Stored items
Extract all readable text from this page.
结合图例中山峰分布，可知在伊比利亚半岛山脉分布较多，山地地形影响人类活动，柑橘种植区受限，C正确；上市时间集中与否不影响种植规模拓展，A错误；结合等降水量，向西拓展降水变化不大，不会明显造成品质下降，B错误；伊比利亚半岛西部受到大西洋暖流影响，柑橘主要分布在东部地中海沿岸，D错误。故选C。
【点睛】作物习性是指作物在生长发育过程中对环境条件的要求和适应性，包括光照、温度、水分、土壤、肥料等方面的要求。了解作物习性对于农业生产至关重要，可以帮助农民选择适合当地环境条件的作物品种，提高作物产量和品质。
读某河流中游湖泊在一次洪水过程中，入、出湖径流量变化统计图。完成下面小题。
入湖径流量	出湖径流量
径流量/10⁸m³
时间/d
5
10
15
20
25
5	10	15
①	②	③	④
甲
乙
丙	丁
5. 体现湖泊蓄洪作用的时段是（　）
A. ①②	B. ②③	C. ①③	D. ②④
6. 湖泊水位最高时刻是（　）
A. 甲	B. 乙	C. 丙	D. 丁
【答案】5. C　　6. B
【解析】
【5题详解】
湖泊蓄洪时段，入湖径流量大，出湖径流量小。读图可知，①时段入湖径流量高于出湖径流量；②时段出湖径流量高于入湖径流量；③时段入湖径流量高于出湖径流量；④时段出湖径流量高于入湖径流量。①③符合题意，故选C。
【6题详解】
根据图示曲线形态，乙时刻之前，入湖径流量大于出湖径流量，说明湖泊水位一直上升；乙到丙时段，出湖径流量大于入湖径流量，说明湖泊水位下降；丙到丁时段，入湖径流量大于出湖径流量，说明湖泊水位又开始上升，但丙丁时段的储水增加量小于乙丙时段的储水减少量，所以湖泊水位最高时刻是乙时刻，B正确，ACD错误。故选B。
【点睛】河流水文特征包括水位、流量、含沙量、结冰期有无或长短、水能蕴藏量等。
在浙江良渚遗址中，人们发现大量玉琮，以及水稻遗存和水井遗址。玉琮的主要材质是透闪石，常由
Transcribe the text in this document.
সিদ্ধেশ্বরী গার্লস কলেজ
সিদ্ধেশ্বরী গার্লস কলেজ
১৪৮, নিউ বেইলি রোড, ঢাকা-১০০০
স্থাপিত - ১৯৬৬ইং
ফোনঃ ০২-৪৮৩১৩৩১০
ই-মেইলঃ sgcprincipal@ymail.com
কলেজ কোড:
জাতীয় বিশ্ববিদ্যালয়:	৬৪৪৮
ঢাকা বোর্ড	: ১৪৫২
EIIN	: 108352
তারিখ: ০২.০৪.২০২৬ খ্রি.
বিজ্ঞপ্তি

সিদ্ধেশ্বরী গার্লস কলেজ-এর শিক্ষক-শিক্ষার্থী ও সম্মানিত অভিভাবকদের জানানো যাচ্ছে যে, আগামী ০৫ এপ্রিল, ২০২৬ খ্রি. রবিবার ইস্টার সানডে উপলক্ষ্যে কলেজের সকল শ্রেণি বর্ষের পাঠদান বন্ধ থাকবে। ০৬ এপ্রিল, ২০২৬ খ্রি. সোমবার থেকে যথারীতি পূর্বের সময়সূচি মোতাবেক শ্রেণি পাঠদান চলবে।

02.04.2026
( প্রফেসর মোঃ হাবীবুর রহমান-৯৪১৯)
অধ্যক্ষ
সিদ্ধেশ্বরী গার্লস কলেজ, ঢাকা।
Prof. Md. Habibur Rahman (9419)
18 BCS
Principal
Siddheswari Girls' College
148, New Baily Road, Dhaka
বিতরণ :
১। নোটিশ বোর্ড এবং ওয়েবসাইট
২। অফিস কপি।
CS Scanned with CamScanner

GOAL OF THE EXERCISE: Count how many lines include the string "text". Nothing but the number is needed.

ANSWER TO THE PROBLEM: 2